Work instructions. Sort through the entries below and pull out lines containing the word "improvements".

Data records
⟨

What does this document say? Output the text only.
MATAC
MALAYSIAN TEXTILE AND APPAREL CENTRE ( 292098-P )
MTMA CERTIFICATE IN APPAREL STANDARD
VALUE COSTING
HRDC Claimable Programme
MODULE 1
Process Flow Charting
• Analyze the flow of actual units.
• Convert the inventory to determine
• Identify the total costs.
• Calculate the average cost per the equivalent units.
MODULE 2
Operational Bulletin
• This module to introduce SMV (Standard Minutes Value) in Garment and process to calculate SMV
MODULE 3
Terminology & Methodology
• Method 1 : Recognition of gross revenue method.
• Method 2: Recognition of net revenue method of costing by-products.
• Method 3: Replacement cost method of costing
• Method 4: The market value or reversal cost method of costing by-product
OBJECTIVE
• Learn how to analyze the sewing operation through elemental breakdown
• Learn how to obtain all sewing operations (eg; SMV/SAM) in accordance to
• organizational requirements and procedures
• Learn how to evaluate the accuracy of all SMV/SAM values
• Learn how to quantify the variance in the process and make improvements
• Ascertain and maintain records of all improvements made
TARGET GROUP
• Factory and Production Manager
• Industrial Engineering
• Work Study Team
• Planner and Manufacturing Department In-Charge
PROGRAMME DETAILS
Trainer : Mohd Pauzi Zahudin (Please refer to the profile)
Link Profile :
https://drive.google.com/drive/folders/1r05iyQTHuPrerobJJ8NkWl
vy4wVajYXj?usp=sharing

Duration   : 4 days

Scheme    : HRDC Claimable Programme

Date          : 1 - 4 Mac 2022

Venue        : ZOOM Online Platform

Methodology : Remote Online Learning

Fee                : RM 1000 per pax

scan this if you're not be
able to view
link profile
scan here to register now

⟩
⟨

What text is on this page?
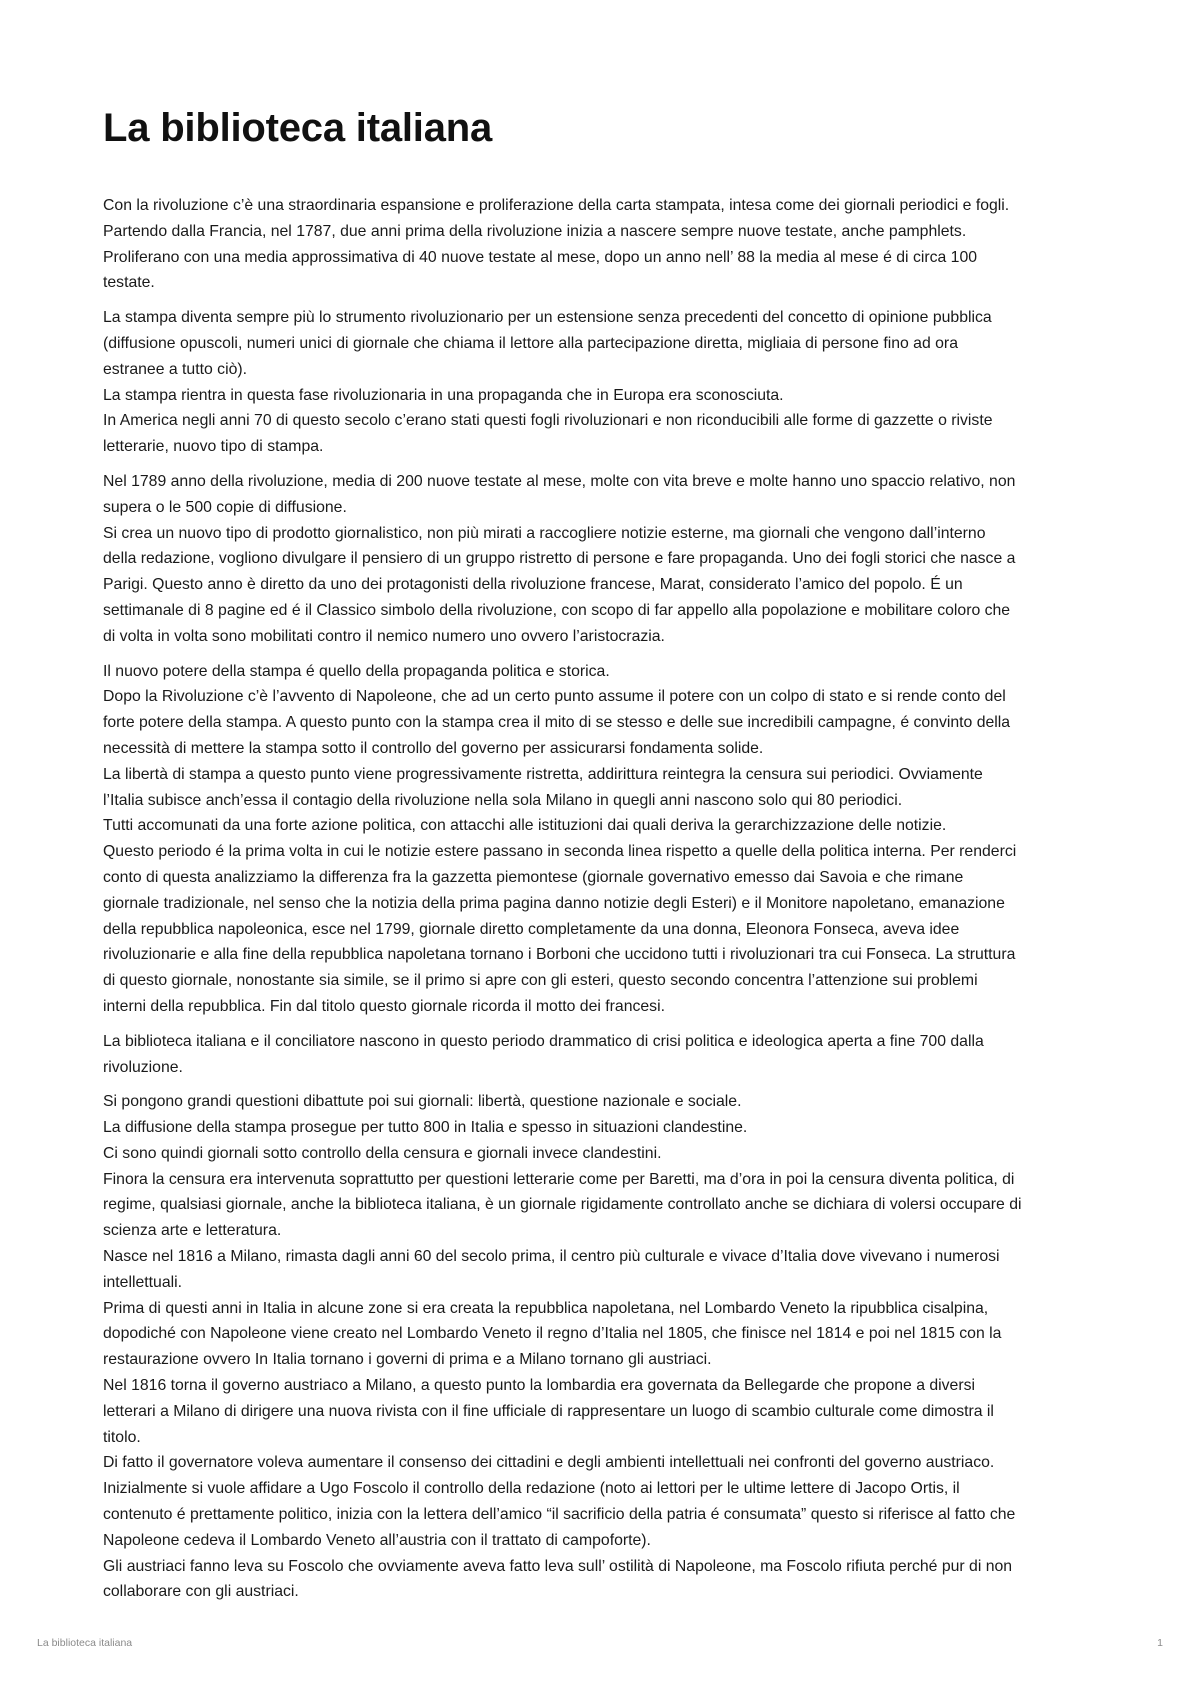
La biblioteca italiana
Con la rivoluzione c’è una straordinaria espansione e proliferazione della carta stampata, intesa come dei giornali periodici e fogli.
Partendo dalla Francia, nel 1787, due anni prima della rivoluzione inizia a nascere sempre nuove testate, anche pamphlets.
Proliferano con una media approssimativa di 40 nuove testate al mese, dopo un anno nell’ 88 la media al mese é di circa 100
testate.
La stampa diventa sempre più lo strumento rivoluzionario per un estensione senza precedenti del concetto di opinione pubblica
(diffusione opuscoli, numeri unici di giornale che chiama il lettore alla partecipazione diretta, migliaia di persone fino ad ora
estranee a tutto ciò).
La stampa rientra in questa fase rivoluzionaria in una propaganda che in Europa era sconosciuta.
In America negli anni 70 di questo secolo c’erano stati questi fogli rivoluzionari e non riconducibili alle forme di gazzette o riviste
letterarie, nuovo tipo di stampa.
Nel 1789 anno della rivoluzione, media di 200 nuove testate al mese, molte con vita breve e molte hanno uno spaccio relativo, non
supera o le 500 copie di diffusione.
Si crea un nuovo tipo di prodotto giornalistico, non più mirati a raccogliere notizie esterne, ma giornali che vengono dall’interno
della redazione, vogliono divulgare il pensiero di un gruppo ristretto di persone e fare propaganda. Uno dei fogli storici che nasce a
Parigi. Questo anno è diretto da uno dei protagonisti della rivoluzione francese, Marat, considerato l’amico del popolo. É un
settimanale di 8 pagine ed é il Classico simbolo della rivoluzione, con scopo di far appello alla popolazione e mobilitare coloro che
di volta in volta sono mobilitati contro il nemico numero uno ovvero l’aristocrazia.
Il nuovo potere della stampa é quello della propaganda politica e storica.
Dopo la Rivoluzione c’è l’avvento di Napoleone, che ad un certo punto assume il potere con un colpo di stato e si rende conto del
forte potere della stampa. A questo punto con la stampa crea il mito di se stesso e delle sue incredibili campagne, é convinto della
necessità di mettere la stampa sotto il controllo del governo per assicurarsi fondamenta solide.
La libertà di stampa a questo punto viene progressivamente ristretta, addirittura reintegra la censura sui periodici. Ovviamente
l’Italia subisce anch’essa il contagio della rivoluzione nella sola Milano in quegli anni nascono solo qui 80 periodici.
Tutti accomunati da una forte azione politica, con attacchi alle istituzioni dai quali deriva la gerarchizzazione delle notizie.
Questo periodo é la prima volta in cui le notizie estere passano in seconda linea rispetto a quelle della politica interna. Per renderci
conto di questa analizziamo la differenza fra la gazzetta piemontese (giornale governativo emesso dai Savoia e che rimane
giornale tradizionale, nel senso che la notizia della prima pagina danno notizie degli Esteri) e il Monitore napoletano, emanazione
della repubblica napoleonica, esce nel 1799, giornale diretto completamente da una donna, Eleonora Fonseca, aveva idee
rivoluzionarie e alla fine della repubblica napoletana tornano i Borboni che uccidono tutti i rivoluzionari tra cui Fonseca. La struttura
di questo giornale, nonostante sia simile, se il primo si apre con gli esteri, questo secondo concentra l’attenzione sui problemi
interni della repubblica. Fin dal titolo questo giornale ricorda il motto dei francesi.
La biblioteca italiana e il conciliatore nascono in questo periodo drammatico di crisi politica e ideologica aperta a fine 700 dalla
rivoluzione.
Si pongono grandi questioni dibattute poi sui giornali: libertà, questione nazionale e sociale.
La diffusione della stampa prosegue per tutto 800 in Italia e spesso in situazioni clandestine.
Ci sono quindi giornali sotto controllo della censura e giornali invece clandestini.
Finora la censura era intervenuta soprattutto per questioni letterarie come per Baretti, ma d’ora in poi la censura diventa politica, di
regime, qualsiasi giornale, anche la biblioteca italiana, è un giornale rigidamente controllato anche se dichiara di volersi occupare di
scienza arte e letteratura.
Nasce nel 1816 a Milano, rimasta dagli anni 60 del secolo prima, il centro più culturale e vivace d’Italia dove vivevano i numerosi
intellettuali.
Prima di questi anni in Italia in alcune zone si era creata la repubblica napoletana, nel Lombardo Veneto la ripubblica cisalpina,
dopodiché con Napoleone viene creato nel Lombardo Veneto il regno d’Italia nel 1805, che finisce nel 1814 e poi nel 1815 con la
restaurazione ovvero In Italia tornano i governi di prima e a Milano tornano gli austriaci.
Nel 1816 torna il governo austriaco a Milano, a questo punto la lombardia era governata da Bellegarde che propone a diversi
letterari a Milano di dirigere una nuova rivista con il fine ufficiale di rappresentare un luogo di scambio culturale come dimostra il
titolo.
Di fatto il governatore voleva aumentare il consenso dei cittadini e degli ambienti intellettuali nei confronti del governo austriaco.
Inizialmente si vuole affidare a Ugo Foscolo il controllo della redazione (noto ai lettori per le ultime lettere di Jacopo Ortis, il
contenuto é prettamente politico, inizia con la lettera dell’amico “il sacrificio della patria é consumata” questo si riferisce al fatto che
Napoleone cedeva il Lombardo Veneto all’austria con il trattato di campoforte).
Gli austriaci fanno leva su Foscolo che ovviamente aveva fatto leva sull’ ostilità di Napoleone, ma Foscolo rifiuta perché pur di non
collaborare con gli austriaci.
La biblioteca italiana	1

⟩

Reply to the exercise.
• Learn how to quantify the variance in the process and make improvements
• Ascertain and maintain records of all improvements made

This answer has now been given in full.